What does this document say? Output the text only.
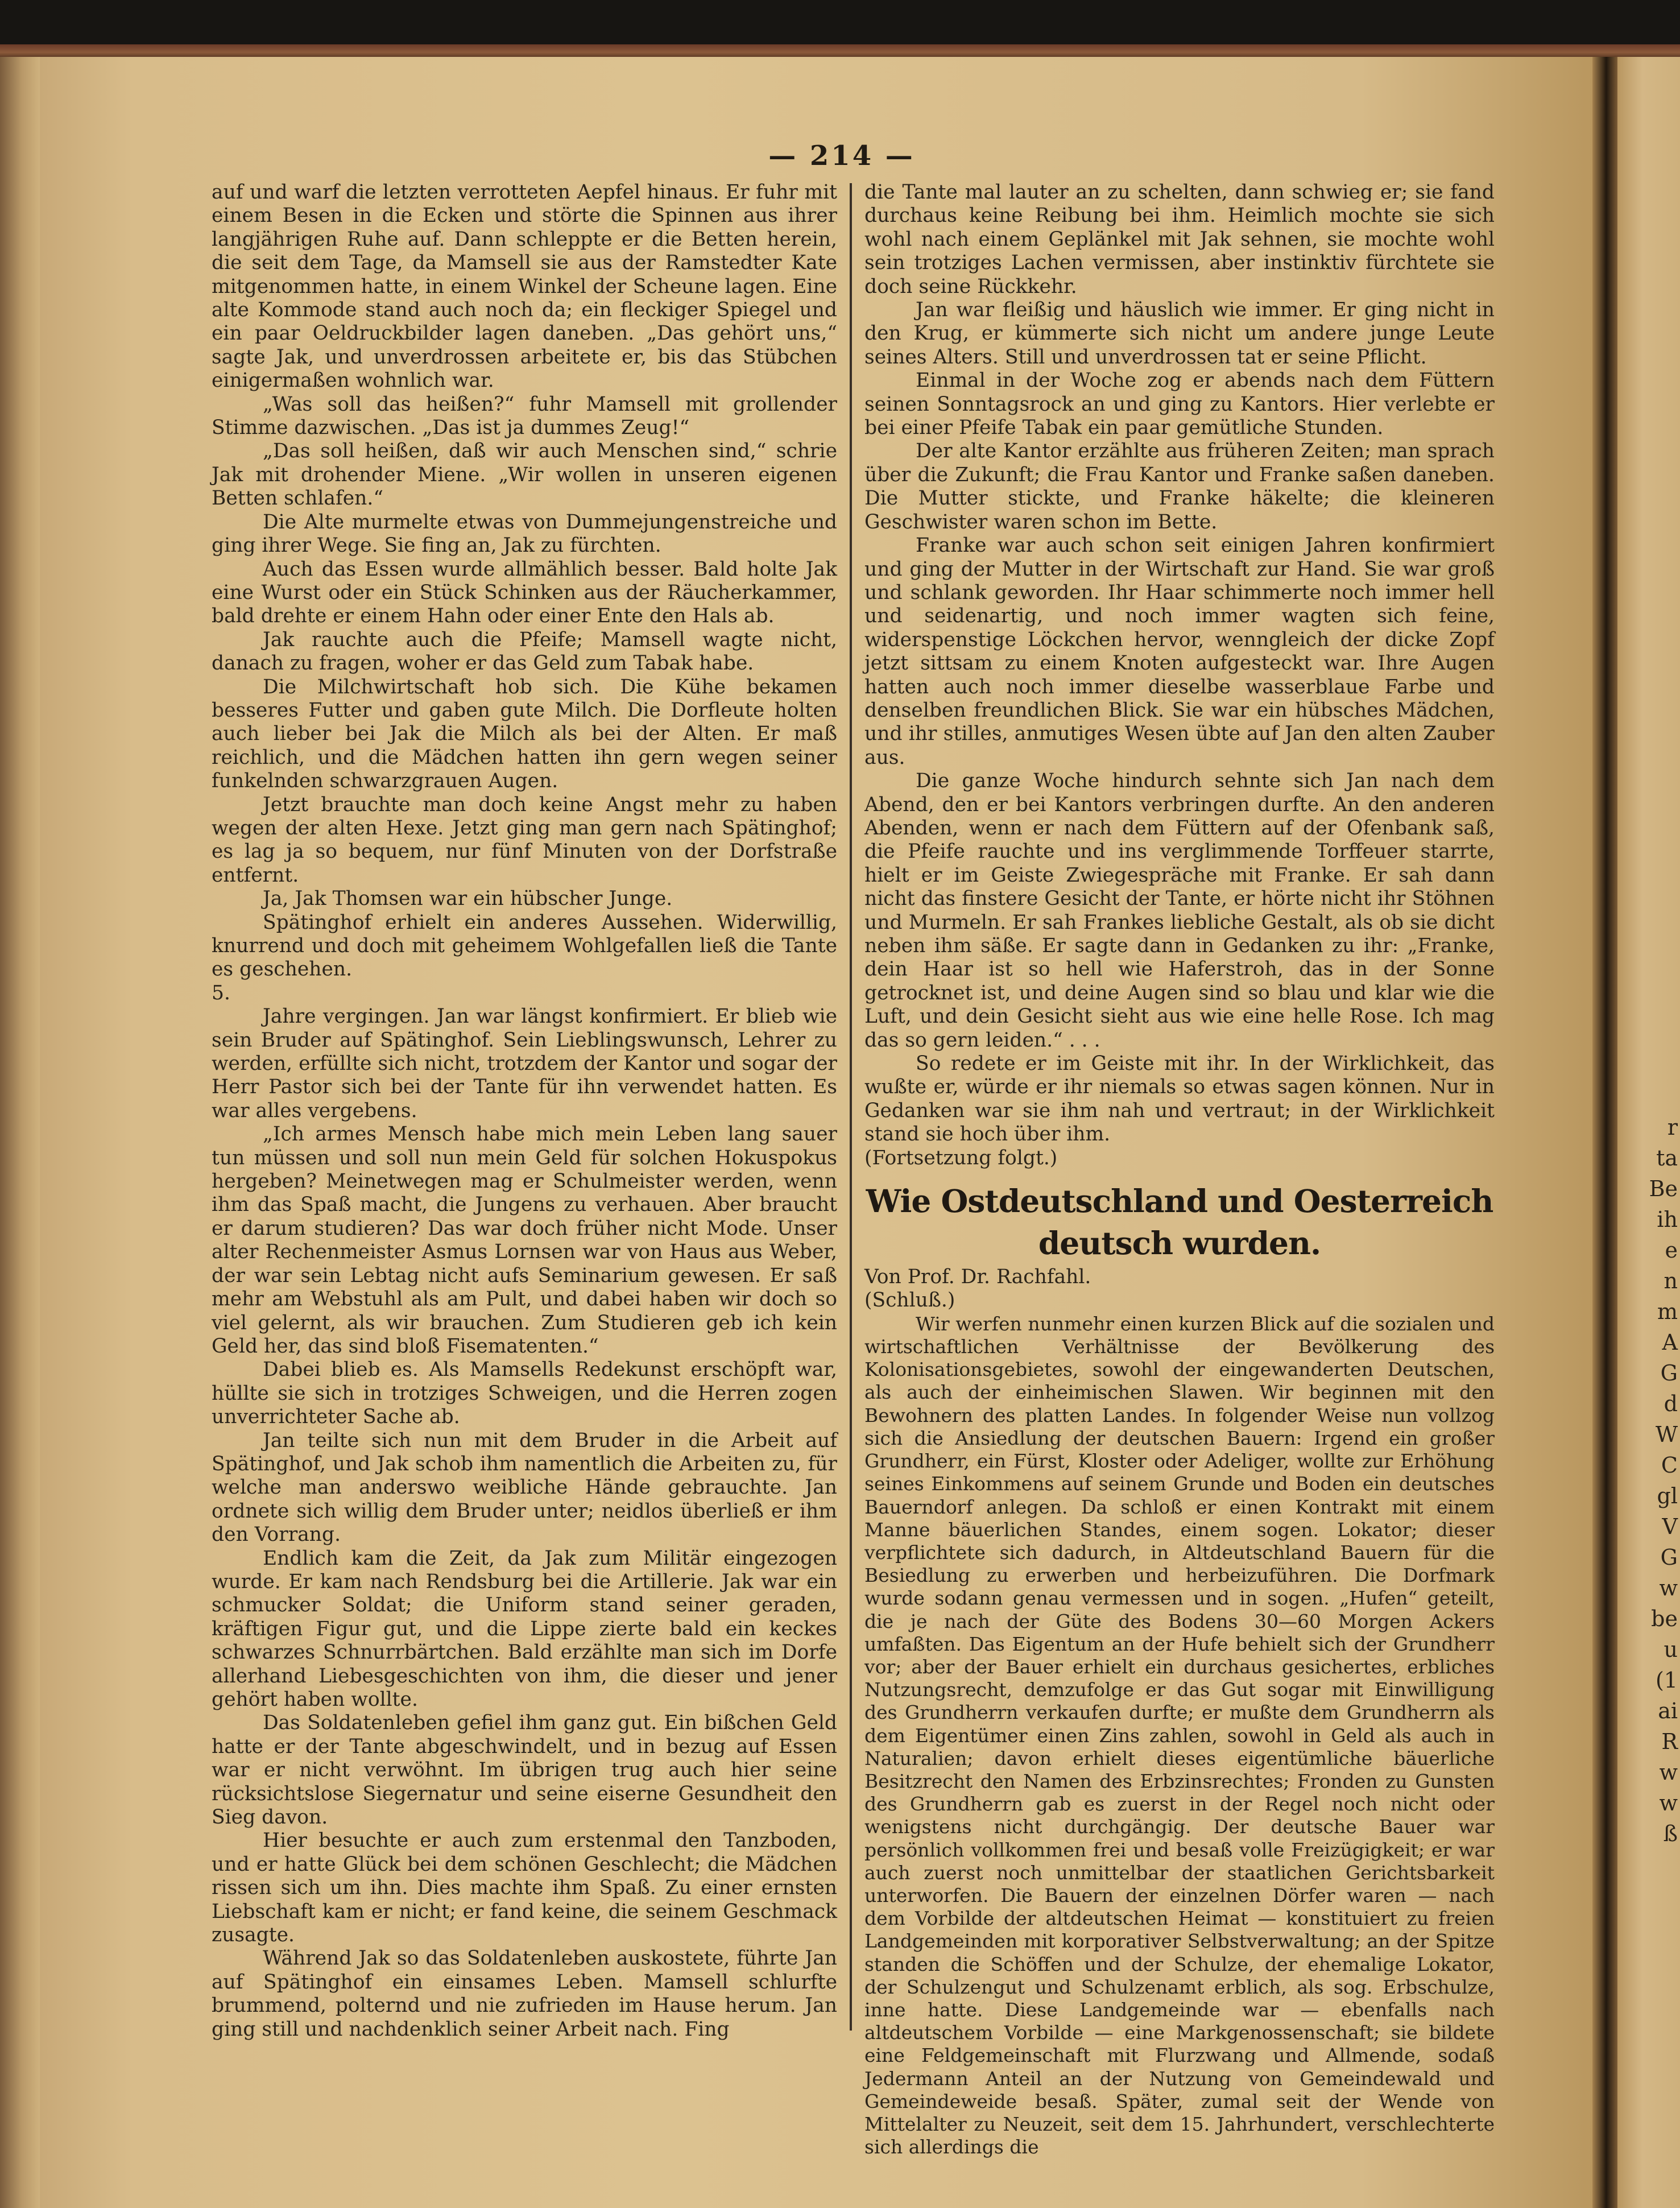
r
ta
Be
ih
e
n
m
A
G
d
W
C
gl
V
G
w
be
u
(1
ai
R
w
w
ß
— 214 —

auf und warf die letzten verrotteten Aepfel hinaus. Er fuhr mit einem Besen in die Ecken und störte die Spinnen aus ihrer langjährigen Ruhe auf. Dann schleppte er die Betten herein, die seit dem Tage, da Mamsell sie aus der Ramstedter Kate mitgenommen hatte, in einem Winkel der Scheune lagen. Eine alte Kommode stand auch noch da; ein fleckiger Spiegel und ein paar Oeldruckbilder lagen daneben. „Das gehört uns,“ sagte Jak, und unverdrossen arbeitete er, bis das Stübchen einigermaßen wohnlich war.

„Was soll das heißen?“ fuhr Mamsell mit grollender Stimme dazwischen. „Das ist ja dummes Zeug!“

„Das soll heißen, daß wir auch Menschen sind,“ schrie Jak mit drohender Miene. „Wir wollen in unseren eigenen Betten schlafen.“

Die Alte murmelte etwas von Dummejungenstreiche und ging ihrer Wege. Sie fing an, Jak zu fürchten.

Auch das Essen wurde allmählich besser. Bald holte Jak eine Wurst oder ein Stück Schinken aus der Räucherkammer, bald drehte er einem Hahn oder einer Ente den Hals ab.

Jak rauchte auch die Pfeife; Mamsell wagte nicht, danach zu fragen, woher er das Geld zum Tabak habe.

Die Milchwirtschaft hob sich. Die Kühe bekamen besseres Futter und gaben gute Milch. Die Dorfleute holten auch lieber bei Jak die Milch als bei der Alten. Er maß reichlich, und die Mädchen hatten ihn gern wegen seiner funkelnden schwarzgrauen Augen.

Jetzt brauchte man doch keine Angst mehr zu haben wegen der alten Hexe. Jetzt ging man gern nach Spätinghof; es lag ja so bequem, nur fünf Minuten von der Dorfstraße entfernt.

Ja, Jak Thomsen war ein hübscher Junge.

Spätinghof erhielt ein anderes Aussehen. Widerwillig, knurrend und doch mit geheimem Wohlgefallen ließ die Tante es geschehen.

5.

Jahre vergingen. Jan war längst konfirmiert. Er blieb wie sein Bruder auf Spätinghof. Sein Lieblingswunsch, Lehrer zu werden, erfüllte sich nicht, trotzdem der Kantor und sogar der Herr Pastor sich bei der Tante für ihn verwendet hatten. Es war alles vergebens.

„Ich armes Mensch habe mich mein Leben lang sauer tun müssen und soll nun mein Geld für solchen Hokuspokus hergeben? Meinetwegen mag er Schulmeister werden, wenn ihm das Spaß macht, die Jungens zu verhauen. Aber braucht er darum studieren? Das war doch früher nicht Mode. Unser alter Rechenmeister Asmus Lornsen war von Haus aus Weber, der war sein Lebtag nicht aufs Seminarium gewesen. Er saß mehr am Webstuhl als am Pult, und dabei haben wir doch so viel gelernt, als wir brauchen. Zum Studieren geb ich kein Geld her, das sind bloß Fisematenten.“

Dabei blieb es. Als Mamsells Redekunst erschöpft war, hüllte sie sich in trotziges Schweigen, und die Herren zogen unverrichteter Sache ab.

Jan teilte sich nun mit dem Bruder in die Arbeit auf Spätinghof, und Jak schob ihm namentlich die Arbeiten zu, für welche man anderswo weibliche Hände gebrauchte. Jan ordnete sich willig dem Bruder unter; neidlos überließ er ihm den Vorrang.

Endlich kam die Zeit, da Jak zum Militär eingezogen wurde. Er kam nach Rendsburg bei die Artillerie. Jak war ein schmucker Soldat; die Uniform stand seiner geraden, kräftigen Figur gut, und die Lippe zierte bald ein keckes schwarzes Schnurrbärtchen. Bald erzählte man sich im Dorfe allerhand Liebesgeschichten von ihm, die dieser und jener gehört haben wollte.

Das Soldatenleben gefiel ihm ganz gut. Ein bißchen Geld hatte er der Tante abgeschwindelt, und in bezug auf Essen war er nicht verwöhnt. Im übrigen trug auch hier seine rücksichtslose Siegernatur und seine eiserne Gesundheit den Sieg davon.

Hier besuchte er auch zum erstenmal den Tanzboden, und er hatte Glück bei dem schönen Geschlecht; die Mädchen rissen sich um ihn. Dies machte ihm Spaß. Zu einer ernsten Liebschaft kam er nicht; er fand keine, die seinem Geschmack zusagte.

Während Jak so das Soldatenleben auskostete, führte Jan auf Spätinghof ein einsames Leben. Mamsell schlurfte brummend, polternd und nie zufrieden im Hause herum. Jan ging still und nachdenklich seiner Arbeit nach. Fing

die Tante mal lauter an zu schelten, dann schwieg er; sie fand durchaus keine Reibung bei ihm. Heimlich mochte sie sich wohl nach einem Geplänkel mit Jak sehnen, sie mochte wohl sein trotziges Lachen vermissen, aber instinktiv fürchtete sie doch seine Rückkehr.

Jan war fleißig und häuslich wie immer. Er ging nicht in den Krug, er kümmerte sich nicht um andere junge Leute seines Alters. Still und unverdrossen tat er seine Pflicht.

Einmal in der Woche zog er abends nach dem Füttern seinen Sonntagsrock an und ging zu Kantors. Hier verlebte er bei einer Pfeife Tabak ein paar gemütliche Stunden.

Der alte Kantor erzählte aus früheren Zeiten; man sprach über die Zukunft; die Frau Kantor und Franke saßen daneben. Die Mutter stickte, und Franke häkelte; die kleineren Geschwister waren schon im Bette.

Franke war auch schon seit einigen Jahren konfirmiert und ging der Mutter in der Wirtschaft zur Hand. Sie war groß und schlank geworden. Ihr Haar schimmerte noch immer hell und seidenartig, und noch immer wagten sich feine, widerspenstige Löckchen hervor, wenngleich der dicke Zopf jetzt sittsam zu einem Knoten aufgesteckt war. Ihre Augen hatten auch noch immer dieselbe wasserblaue Farbe und denselben freundlichen Blick. Sie war ein hübsches Mädchen, und ihr stilles, anmutiges Wesen übte auf Jan den alten Zauber aus.

Die ganze Woche hindurch sehnte sich Jan nach dem Abend, den er bei Kantors verbringen durfte. An den anderen Abenden, wenn er nach dem Füttern auf der Ofenbank saß, die Pfeife rauchte und ins verglimmende Torffeuer starrte, hielt er im Geiste Zwiegespräche mit Franke. Er sah dann nicht das finstere Gesicht der Tante, er hörte nicht ihr Stöhnen und Murmeln. Er sah Frankes liebliche Gestalt, als ob sie dicht neben ihm säße. Er sagte dann in Gedanken zu ihr: „Franke, dein Haar ist so hell wie Haferstroh, das in der Sonne getrocknet ist, und deine Augen sind so blau und klar wie die Luft, und dein Gesicht sieht aus wie eine helle Rose. Ich mag das so gern leiden.“ . . .

So redete er im Geiste mit ihr. In der Wirklichkeit, das wußte er, würde er ihr niemals so etwas sagen können. Nur in Gedanken war sie ihm nah und vertraut; in der Wirklichkeit stand sie hoch über ihm.

(Fortsetzung folgt.)

Wie Ostdeutschland und Oesterreich deutsch wurden.

Von Prof. Dr. Rachfahl.

(Schluß.)

Wir werfen nunmehr einen kurzen Blick auf die sozialen und wirtschaftlichen Verhältnisse der Bevölkerung des Kolonisationsgebietes, sowohl der eingewanderten Deutschen, als auch der einheimischen Slawen. Wir beginnen mit den Bewohnern des platten Landes. In folgender Weise nun vollzog sich die Ansiedlung der deutschen Bauern: Irgend ein großer Grundherr, ein Fürst, Kloster oder Adeliger, wollte zur Erhöhung seines Einkommens auf seinem Grunde und Boden ein deutsches Bauerndorf anlegen. Da schloß er einen Kontrakt mit einem Manne bäuerlichen Standes, einem sogen. Lokator; dieser verpflichtete sich dadurch, in Altdeutschland Bauern für die Besiedlung zu erwerben und herbeizuführen. Die Dorfmark wurde sodann genau vermessen und in sogen. „Hufen“ geteilt, die je nach der Güte des Bodens 30—60 Morgen Ackers umfaßten. Das Eigentum an der Hufe behielt sich der Grundherr vor; aber der Bauer erhielt ein durchaus gesichertes, erbliches Nutzungsrecht, demzufolge er das Gut sogar mit Einwilligung des Grundherrn verkaufen durfte; er mußte dem Grundherrn als dem Eigentümer einen Zins zahlen, sowohl in Geld als auch in Naturalien; davon erhielt dieses eigentümliche bäuerliche Besitzrecht den Namen des Erbzinsrechtes; Fronden zu Gunsten des Grundherrn gab es zuerst in der Regel noch nicht oder wenigstens nicht durchgängig. Der deutsche Bauer war persönlich vollkommen frei und besaß volle Freizügigkeit; er war auch zuerst noch unmittelbar der staatlichen Gerichtsbarkeit unterworfen. Die Bauern der einzelnen Dörfer waren — nach dem Vorbilde der altdeutschen Heimat — konstituiert zu freien Landgemeinden mit korporativer Selbstverwaltung; an der Spitze standen die Schöffen und der Schulze, der ehemalige Lokator, der Schulzengut und Schulzenamt erblich, als sog. Erbschulze, inne hatte. Diese Landgemeinde war — ebenfalls nach altdeutschem Vorbilde — eine Markgenossenschaft; sie bildete eine Feldgemeinschaft mit Flurzwang und Allmende, sodaß Jedermann Anteil an der Nutzung von Gemeindewald und Gemeindeweide besaß. Später, zumal seit der Wende von Mittelalter zu Neuzeit, seit dem 15. Jahrhundert, verschlechterte sich allerdings die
****************
## Action item
All lines above holding the word "doch" make up the answer; copy each one.

## Solution for this problem
Jetzt brauchte man doch keine Angst mehr zu haben wegen der alten Hexe. Jetzt ging man gern nach Spätinghof; es lag ja so bequem, nur fünf Minuten von der Dorfstraße entfernt.
Spätinghof erhielt ein anderes Aussehen. Widerwillig, knurrend und doch mit geheimem Wohlgefallen ließ die Tante es geschehen.
„Ich armes Mensch habe mich mein Leben lang sauer tun müssen und soll nun mein Geld für solchen Hokuspokus hergeben? Meinetwegen mag er Schulmeister werden, wenn ihm das Spaß macht, die Jungens zu verhauen. Aber braucht er darum studieren? Das war doch früher nicht Mode. Unser alter Rechenmeister Asmus Lornsen war von Haus aus Weber, der war sein Lebtag nicht aufs Seminarium gewesen. Er saß mehr am Webstuhl als am Pult, und dabei haben wir doch so viel gelernt, als wir brauchen. Zum Studieren geb ich kein Geld her, das sind bloß Fisematenten.“
die Tante mal lauter an zu schelten, dann schwieg er; sie fand durchaus keine Reibung bei ihm. Heimlich mochte sie sich wohl nach einem Geplänkel mit Jak sehnen, sie mochte wohl sein trotziges Lachen vermissen, aber instinktiv fürchtete sie doch seine Rückkehr.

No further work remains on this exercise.